* Start Supplied records *

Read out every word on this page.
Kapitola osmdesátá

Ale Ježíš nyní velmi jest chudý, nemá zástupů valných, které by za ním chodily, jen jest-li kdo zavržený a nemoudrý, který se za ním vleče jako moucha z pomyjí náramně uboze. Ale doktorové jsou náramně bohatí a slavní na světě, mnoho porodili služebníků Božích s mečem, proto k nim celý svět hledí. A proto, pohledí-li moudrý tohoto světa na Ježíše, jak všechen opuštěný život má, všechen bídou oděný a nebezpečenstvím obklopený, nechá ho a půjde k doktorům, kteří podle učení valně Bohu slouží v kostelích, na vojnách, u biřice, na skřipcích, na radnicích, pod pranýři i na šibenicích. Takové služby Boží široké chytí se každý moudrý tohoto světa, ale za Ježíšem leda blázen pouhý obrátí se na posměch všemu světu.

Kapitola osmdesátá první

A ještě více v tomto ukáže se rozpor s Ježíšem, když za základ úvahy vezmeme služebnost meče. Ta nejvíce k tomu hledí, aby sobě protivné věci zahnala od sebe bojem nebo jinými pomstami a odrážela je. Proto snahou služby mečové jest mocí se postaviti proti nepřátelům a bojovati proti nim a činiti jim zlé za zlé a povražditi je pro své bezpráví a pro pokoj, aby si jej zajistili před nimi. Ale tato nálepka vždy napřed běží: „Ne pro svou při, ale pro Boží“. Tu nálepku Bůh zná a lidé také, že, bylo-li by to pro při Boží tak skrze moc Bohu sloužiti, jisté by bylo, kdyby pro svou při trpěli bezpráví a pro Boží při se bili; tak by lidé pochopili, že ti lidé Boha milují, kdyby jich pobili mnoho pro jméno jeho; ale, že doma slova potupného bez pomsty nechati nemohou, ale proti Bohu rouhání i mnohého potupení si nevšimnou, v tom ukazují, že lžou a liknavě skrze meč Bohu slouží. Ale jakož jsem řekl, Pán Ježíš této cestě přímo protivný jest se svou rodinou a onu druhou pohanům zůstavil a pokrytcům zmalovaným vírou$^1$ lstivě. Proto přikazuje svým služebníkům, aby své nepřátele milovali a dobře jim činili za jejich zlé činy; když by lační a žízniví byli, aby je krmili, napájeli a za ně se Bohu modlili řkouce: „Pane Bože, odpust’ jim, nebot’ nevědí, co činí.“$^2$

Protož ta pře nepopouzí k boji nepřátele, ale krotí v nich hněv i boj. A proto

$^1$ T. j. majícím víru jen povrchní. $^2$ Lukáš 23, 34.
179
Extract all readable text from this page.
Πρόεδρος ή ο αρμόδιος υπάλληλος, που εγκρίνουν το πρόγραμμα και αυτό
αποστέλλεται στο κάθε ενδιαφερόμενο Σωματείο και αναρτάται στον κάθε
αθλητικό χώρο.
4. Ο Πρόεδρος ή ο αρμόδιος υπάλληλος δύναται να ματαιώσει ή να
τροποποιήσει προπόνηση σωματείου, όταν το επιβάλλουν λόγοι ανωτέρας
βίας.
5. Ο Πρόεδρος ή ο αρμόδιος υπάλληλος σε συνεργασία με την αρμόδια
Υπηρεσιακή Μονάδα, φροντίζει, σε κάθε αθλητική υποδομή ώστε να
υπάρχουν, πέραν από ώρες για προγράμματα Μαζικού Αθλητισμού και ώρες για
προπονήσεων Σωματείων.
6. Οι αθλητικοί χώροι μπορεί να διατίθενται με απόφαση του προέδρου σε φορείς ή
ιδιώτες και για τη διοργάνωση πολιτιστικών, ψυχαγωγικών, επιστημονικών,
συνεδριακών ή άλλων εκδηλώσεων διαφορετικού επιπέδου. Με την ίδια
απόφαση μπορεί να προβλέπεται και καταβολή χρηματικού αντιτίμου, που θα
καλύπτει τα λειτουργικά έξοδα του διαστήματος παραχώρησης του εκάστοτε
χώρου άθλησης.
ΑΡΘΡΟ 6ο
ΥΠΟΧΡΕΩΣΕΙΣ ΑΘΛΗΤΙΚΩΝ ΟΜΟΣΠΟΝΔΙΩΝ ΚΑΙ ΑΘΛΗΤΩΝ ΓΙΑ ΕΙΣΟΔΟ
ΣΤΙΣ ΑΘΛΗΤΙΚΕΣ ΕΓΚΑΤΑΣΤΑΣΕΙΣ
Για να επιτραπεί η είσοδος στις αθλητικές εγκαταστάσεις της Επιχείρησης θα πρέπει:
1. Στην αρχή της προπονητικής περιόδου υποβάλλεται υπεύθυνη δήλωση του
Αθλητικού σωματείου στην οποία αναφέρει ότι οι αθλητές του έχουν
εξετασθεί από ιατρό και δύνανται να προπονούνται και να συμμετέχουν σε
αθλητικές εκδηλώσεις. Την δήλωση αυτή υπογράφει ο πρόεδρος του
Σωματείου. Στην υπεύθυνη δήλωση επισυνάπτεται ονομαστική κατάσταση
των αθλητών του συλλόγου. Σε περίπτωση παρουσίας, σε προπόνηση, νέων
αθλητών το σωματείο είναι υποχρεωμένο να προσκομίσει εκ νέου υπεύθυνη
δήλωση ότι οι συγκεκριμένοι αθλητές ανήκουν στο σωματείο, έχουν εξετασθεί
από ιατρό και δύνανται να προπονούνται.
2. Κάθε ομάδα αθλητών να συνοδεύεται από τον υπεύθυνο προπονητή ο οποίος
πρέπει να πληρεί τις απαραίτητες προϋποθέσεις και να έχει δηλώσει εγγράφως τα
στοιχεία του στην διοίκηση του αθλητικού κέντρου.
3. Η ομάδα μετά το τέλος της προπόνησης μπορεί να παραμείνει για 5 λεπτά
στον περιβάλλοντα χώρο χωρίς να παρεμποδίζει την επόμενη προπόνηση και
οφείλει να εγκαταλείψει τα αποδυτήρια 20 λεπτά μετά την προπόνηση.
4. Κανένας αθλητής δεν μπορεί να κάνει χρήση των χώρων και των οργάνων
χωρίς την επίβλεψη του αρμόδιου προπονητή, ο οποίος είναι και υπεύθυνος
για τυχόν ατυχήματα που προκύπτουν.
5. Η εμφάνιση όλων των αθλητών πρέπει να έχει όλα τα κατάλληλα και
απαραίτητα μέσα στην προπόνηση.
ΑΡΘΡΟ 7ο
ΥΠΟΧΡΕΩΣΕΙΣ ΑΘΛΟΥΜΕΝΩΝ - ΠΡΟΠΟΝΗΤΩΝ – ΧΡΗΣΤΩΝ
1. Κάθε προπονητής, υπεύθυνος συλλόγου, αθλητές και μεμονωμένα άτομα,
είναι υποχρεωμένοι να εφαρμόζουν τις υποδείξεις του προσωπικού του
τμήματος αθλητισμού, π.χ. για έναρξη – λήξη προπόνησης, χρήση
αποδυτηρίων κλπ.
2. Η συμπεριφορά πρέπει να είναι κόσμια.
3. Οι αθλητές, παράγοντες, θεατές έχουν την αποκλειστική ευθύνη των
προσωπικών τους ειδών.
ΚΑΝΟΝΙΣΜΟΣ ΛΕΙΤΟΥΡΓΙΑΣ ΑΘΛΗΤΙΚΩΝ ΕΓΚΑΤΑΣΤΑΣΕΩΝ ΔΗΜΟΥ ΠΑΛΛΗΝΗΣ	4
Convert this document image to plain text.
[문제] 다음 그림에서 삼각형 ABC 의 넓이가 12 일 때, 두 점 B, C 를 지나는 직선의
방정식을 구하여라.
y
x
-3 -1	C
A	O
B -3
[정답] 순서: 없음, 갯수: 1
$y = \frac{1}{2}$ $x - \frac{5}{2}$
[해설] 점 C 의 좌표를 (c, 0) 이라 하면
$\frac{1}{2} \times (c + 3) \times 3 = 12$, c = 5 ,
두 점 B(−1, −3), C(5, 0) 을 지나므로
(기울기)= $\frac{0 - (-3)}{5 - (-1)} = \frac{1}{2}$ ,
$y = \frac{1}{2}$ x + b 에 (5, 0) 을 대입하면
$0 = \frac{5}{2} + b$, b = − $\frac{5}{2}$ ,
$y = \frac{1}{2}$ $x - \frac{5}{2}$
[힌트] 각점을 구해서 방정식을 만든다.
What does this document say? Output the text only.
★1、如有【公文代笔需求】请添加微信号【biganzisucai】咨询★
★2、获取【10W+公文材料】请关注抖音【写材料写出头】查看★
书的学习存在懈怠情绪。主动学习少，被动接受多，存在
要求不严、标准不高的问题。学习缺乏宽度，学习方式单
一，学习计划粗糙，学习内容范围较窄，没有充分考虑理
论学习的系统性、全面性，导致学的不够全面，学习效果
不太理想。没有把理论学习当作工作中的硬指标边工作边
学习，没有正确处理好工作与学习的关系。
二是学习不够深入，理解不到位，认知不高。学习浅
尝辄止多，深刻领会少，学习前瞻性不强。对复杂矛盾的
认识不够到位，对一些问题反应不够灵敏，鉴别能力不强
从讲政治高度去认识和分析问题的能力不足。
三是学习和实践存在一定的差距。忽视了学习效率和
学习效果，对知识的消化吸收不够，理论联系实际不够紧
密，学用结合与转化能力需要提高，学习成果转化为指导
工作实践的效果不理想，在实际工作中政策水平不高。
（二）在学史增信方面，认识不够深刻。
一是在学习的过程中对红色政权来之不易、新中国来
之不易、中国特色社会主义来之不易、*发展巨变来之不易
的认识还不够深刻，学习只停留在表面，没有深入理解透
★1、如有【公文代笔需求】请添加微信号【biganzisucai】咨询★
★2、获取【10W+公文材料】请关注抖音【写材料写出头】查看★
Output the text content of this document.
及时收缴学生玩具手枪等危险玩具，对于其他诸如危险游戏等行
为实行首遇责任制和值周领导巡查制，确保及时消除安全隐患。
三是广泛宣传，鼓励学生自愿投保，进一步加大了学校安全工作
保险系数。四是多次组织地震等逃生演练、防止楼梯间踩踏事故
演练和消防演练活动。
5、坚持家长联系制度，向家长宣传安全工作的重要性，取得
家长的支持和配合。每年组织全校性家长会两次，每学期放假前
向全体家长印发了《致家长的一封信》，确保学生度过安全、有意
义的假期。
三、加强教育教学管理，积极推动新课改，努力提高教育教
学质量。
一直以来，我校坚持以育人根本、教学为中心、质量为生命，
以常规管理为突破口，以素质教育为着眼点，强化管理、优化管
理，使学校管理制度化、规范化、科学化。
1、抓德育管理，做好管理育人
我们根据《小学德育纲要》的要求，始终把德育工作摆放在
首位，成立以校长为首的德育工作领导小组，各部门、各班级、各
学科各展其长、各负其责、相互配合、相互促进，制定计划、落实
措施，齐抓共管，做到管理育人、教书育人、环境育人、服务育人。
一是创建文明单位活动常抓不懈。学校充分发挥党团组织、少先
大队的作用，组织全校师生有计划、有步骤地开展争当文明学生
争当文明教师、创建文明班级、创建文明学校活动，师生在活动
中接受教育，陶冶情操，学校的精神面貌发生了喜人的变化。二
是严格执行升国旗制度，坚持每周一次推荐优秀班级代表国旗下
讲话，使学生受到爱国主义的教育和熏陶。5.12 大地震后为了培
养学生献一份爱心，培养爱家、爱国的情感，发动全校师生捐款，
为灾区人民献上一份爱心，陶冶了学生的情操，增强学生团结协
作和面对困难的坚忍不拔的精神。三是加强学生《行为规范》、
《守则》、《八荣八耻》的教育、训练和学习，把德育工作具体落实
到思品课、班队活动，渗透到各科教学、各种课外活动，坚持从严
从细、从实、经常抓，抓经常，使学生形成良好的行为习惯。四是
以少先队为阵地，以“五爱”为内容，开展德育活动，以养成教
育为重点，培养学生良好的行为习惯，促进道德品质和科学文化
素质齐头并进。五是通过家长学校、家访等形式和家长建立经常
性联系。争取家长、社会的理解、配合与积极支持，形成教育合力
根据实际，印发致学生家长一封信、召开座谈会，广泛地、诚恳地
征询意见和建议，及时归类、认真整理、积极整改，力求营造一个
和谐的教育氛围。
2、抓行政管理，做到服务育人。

* End Supplied records *

» Task description:
Extract every line of the records above that contains the word "στον".

» Response to the task:
αποστέλλεται στο κάθε ενδιαφερόμενο Σωματείο και αναρτάται στον κάθε
στον περιβάλλοντα χώρο χωρίς να παρεμποδίζει την επόμενη προπόνηση και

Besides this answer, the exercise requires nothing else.